== TO BE DONE ==
Report every line in the listing that contains the string "каждые".

== EXERCISE INPUTS ==
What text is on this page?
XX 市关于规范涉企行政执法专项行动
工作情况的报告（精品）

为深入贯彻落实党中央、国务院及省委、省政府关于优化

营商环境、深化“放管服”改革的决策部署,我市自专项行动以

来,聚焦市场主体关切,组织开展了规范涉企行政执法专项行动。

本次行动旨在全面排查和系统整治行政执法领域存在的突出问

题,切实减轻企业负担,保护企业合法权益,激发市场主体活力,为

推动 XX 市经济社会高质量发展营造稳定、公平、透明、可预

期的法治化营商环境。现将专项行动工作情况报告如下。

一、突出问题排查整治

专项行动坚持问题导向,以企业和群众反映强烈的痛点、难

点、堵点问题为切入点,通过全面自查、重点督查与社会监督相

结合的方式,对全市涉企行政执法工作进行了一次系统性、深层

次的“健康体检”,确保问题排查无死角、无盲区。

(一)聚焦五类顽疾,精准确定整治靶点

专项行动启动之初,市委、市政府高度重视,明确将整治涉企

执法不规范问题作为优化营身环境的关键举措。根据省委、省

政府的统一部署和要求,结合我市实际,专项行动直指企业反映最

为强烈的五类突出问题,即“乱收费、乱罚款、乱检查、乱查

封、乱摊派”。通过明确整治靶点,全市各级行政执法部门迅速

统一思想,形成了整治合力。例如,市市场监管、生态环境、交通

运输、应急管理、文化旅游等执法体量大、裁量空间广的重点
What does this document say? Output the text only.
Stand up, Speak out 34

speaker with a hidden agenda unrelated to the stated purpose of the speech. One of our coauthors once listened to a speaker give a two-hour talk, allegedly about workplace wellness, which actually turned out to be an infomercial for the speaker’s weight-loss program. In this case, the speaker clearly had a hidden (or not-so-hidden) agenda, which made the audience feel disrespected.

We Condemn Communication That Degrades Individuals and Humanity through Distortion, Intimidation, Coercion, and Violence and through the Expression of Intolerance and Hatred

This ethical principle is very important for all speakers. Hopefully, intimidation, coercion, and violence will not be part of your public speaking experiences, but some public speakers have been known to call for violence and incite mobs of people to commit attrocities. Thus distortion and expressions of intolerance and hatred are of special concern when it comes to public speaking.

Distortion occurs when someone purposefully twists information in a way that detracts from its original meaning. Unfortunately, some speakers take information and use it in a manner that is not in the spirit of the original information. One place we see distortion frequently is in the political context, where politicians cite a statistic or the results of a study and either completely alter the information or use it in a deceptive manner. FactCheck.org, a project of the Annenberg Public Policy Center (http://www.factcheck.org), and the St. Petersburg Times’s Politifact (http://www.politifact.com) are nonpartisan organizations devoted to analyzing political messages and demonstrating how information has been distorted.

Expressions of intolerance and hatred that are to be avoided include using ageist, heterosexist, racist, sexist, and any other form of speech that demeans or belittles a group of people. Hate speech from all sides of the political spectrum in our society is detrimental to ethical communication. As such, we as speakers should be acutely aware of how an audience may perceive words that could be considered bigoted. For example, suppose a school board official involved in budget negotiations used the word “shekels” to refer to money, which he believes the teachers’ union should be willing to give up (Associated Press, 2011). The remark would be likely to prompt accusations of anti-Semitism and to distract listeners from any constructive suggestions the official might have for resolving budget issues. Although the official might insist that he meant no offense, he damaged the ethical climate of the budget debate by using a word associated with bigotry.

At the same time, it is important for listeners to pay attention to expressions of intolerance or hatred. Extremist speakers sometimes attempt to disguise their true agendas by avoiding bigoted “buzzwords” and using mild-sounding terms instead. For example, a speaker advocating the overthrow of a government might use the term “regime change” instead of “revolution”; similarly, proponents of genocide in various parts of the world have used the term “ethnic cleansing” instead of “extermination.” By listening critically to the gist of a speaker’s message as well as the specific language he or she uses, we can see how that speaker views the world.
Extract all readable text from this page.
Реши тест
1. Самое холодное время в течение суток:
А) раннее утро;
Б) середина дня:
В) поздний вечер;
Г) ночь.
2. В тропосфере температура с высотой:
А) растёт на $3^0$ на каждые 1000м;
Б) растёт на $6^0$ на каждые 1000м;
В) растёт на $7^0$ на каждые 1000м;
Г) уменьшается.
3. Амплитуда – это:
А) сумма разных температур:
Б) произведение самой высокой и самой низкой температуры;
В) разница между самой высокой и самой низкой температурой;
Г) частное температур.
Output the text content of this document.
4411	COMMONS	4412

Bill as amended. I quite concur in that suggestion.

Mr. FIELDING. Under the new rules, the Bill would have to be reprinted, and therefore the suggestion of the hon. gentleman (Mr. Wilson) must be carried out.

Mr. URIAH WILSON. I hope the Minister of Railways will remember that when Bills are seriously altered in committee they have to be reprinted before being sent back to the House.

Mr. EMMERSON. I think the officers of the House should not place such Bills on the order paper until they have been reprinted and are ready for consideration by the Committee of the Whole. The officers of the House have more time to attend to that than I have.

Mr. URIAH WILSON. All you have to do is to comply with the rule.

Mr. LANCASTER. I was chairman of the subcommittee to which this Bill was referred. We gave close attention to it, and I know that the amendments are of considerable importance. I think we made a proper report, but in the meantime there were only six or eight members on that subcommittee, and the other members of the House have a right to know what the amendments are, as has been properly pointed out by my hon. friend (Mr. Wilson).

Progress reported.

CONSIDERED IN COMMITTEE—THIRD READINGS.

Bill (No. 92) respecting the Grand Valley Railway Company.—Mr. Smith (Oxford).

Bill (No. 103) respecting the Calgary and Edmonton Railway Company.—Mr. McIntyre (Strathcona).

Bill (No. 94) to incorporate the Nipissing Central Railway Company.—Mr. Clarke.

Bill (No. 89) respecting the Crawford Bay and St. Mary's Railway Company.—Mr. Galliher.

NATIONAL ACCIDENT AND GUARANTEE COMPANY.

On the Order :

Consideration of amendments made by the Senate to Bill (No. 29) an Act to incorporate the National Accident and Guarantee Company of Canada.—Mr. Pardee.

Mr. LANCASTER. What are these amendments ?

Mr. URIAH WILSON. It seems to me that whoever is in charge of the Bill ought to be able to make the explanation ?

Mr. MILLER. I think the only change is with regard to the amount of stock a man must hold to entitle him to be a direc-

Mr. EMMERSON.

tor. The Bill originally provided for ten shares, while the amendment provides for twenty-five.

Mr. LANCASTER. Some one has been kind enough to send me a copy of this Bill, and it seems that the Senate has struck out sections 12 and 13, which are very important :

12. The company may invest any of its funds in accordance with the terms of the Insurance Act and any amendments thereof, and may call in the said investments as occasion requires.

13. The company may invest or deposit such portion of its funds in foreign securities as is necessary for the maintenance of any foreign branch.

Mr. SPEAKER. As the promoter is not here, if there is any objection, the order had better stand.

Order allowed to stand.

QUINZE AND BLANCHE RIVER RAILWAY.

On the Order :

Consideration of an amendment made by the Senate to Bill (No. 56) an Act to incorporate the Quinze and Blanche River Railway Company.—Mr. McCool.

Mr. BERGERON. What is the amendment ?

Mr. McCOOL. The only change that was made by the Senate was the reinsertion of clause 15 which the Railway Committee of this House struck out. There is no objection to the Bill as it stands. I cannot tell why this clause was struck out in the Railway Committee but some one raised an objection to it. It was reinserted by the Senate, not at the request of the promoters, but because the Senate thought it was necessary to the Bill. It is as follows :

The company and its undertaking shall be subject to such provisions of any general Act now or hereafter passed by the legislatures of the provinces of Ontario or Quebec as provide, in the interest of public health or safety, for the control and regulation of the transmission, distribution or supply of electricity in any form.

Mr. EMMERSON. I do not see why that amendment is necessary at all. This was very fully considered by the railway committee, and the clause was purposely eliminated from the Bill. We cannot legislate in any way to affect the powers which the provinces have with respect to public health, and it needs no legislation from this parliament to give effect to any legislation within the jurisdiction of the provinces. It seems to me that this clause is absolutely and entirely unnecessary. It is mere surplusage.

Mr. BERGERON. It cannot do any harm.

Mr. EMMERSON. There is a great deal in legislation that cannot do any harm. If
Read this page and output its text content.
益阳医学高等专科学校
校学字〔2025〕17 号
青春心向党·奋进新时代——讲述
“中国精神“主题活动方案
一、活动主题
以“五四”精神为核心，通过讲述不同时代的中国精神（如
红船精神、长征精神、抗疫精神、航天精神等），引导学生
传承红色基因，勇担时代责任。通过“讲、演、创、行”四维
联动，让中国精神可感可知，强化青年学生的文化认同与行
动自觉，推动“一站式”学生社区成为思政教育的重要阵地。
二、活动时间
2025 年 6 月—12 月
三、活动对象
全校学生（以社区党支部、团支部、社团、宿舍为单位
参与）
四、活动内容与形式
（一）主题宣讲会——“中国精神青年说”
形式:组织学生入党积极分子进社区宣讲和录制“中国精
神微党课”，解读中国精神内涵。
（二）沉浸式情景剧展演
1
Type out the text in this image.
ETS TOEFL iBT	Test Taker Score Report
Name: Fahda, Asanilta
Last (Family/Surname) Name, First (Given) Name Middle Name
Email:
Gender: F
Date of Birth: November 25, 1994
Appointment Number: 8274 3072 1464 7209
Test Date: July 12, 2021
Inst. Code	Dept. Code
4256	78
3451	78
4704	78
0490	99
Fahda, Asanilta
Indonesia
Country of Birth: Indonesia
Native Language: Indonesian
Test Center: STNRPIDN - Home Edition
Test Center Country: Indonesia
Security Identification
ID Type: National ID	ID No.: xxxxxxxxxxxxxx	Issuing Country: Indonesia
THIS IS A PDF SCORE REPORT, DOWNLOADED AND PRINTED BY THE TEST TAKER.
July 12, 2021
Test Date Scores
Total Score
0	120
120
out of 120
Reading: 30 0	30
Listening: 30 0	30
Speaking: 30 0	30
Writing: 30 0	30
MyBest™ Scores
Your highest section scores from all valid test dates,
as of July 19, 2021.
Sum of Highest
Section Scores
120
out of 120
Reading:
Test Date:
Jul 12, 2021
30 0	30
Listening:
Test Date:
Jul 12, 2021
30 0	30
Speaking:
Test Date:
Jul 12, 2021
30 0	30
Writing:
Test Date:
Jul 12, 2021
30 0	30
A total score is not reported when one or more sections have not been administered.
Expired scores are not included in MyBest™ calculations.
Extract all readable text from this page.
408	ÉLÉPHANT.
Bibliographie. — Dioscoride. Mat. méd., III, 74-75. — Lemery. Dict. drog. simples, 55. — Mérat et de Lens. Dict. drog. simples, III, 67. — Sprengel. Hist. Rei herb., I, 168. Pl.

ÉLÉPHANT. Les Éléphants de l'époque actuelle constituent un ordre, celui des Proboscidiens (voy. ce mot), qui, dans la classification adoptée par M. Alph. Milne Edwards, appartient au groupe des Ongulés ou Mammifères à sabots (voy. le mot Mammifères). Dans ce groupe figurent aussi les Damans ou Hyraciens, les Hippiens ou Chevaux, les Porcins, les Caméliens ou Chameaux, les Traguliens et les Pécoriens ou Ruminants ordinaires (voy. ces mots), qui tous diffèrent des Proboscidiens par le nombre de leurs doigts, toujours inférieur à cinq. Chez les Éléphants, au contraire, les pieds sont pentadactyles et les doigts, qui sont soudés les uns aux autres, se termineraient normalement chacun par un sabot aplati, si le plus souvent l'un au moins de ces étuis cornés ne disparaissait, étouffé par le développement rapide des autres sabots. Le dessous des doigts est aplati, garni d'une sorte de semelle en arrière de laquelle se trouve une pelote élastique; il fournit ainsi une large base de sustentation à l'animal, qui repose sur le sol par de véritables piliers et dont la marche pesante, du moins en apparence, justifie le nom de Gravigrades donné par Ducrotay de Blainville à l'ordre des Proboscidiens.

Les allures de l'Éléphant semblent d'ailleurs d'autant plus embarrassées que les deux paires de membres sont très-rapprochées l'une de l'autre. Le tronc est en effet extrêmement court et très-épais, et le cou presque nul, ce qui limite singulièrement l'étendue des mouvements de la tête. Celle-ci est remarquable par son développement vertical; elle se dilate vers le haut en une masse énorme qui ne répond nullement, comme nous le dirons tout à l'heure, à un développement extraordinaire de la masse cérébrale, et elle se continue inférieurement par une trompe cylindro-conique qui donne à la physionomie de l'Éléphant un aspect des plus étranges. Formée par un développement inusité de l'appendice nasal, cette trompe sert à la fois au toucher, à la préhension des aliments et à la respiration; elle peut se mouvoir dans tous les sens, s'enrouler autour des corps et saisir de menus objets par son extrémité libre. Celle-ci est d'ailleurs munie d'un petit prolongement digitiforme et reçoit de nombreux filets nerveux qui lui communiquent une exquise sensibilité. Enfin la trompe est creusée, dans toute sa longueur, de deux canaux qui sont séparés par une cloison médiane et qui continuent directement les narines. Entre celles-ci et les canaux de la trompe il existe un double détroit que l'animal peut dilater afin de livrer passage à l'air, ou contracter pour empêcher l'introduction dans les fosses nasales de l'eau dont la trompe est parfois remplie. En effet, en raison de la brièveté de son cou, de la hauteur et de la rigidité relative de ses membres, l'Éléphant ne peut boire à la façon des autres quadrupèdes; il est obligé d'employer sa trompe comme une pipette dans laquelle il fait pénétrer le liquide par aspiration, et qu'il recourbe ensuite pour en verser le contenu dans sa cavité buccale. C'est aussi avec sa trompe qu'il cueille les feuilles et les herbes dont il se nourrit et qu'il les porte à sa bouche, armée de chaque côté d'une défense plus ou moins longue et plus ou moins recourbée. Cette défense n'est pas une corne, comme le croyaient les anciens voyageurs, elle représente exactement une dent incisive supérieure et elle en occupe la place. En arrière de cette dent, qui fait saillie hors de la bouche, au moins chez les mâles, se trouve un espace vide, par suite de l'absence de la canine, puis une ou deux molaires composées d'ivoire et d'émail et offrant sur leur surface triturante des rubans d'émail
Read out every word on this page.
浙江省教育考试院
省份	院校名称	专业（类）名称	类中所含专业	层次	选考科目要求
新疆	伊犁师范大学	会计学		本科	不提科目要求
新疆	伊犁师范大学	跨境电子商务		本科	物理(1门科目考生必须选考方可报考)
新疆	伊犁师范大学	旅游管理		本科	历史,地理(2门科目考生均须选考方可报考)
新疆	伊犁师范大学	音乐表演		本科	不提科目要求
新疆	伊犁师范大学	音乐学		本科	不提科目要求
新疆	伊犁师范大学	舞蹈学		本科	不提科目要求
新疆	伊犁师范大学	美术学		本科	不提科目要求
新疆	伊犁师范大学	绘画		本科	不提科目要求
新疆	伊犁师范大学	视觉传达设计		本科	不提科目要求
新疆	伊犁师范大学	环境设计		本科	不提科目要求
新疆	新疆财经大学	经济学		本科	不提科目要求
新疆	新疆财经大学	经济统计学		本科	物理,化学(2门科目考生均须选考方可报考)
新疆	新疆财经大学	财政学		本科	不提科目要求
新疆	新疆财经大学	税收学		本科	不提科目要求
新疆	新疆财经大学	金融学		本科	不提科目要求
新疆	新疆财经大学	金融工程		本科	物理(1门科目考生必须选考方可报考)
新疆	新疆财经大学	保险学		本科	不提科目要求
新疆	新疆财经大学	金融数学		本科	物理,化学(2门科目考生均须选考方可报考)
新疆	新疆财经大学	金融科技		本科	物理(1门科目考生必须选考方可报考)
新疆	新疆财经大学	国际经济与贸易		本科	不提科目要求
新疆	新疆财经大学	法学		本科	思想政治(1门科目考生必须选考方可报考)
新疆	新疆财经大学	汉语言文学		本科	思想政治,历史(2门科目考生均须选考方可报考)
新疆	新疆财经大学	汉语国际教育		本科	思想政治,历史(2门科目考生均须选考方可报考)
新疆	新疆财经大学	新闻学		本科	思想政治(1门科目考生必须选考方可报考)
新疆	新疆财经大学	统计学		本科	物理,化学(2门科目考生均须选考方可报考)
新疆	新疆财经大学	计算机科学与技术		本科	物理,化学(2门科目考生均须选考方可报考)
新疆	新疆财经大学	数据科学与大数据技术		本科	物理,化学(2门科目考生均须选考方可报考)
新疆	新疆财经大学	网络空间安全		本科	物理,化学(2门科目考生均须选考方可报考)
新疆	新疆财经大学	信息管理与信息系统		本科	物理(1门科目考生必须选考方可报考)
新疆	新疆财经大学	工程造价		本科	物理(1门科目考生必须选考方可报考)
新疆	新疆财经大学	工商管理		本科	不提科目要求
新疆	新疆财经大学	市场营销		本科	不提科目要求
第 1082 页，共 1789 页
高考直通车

== SOLUTION TO THIS EXERCISE ==
А) растёт на $3^0$ на каждые 1000м;
Б) растёт на $6^0$ на каждые 1000м;
В) растёт на $7^0$ на каждые 1000м;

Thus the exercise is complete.